_Request_
Lines holding the string "Universiti" are the ones to copy; find them all in the data.

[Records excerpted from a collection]
↓↓↓

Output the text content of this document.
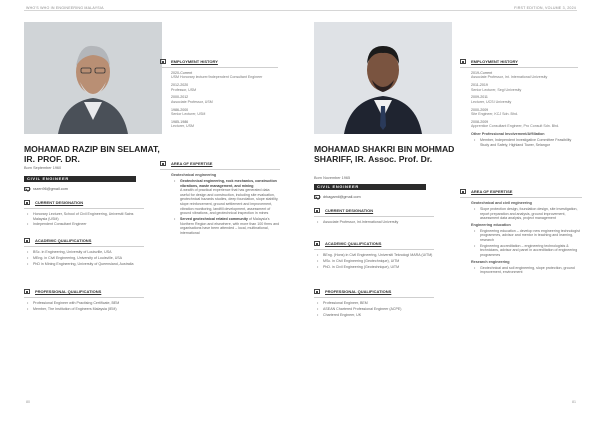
WHO'S WHO IN ENGINEERING MALAYSIA	FIRST EDITION, VOLUME 3, 2024
MOHAMAD RAZIP BIN SELAMAT, IR. PROF. DR.
Born September 1960
CIVIL ENGINEER
razen96@gmail.com
CURRENT DESIGNATION
• Honorary Lecturer, School of Civil Engineering, Universiti Sains Malaysia (USM)
• Independent Consultant Engineer
ACADEMIC QUALIFICATIONS
• BSc. in Engineering, University of Louisville, USA
• MEng. in Civil Engineering, University of Louisville, USA
• PhD in Mining Engineering, University of Queensland, Australia
PROFESSIONAL QUALIFICATIONS
• Professional Engineer with Practising Certificate, BEM
• Member, The Institution of Engineers Malaysia (IEM)
EMPLOYMENT HISTORY
2020-Current
USM Honorary lecturer/Independent Consultant Engineer
2012-2020
Professor, USM
2000-2012
Associate Professor, USM
1986-2000
Senior Lecturer, USM
1985-1986
Lecturer, USM
AREA OF EXPERTISE
Geotechnical engineering
• Geotechnical engineering, rock mechanics, construction vibrations, waste management, and mining
A wealth of practical experience that has generated data useful for design and construction, including site evaluation, geotechnical hazards studies, deep foundation, slope stability, slope reinforcement, ground settlement and improvement, vibration monitoring, landfill development, assessment of ground vibrations, and geotechnical inspection in mines
• Served geotechnical related community of Malaysia's Northern Region and elsewhere, with more than 100 firms and organisations have been attended – local, multinational, international
80
MOHAMAD SHAKRI BIN MOHMAD SHARIFF, IR. Assoc. Prof. Dr.
Born November 1965
CIVIL ENGINEER
drkagamii@gmail.com
CURRENT DESIGNATION
• Associate Professor, Int.International University
ACADEMIC QUALIFICATIONS
• BEng. (Hons) in Civil Engineering, Universiti Teknologi MARA (UiTM)
• MSc. in Civil Engineering (Geotechnique), UiTM
• PhD. in Civil Engineering (Geotechnique), UiTM
PROFESSIONAL QUALIFICATIONS
• Professional Engineer, BEM
• ASEAN Chartered Professional Engineer (ACPE)
• Chartered Engineer, UK
EMPLOYMENT HISTORY
2019-Current
Associate Professor, Int. International University
2011-2019
Senior Lecturer, Segi University
2009-2011
Lecturer, UCSI University
2000-2009
Site Engineer, KCJ Sdn. Bhd.
2008-2009
Apprentice Consultant Engineer, Pro Consult Sdn. Bhd.
Other Professional Involvement/Affiliation
• Member, Independent Investigative Committee Feasibility Study and Safety, Highland Tower, Selangor
AREA OF EXPERTISE
Geotechnical and civil engineering
• Slope protection design, foundation design, site investigation, report preparation and analysis, ground improvement, assessment data analysis, project management
Engineering education
• Engineering education – develop new engineering technologist programmes, advisor and mentor in teaching and learning, research
• Engineering accreditation – engineering technologists & technicians, advisor and panel in accreditation of engineering programmes
Research engineering
• Geotechnical and soil engineering, slope protection, ground improvement, environment
81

↑↑↑

_Final result_
• Honorary Lecturer, School of Civil Engineering, Universiti Sains Malaysia (USM)
• BEng. (Hons) in Civil Engineering, Universiti Teknologi MARA (UiTM)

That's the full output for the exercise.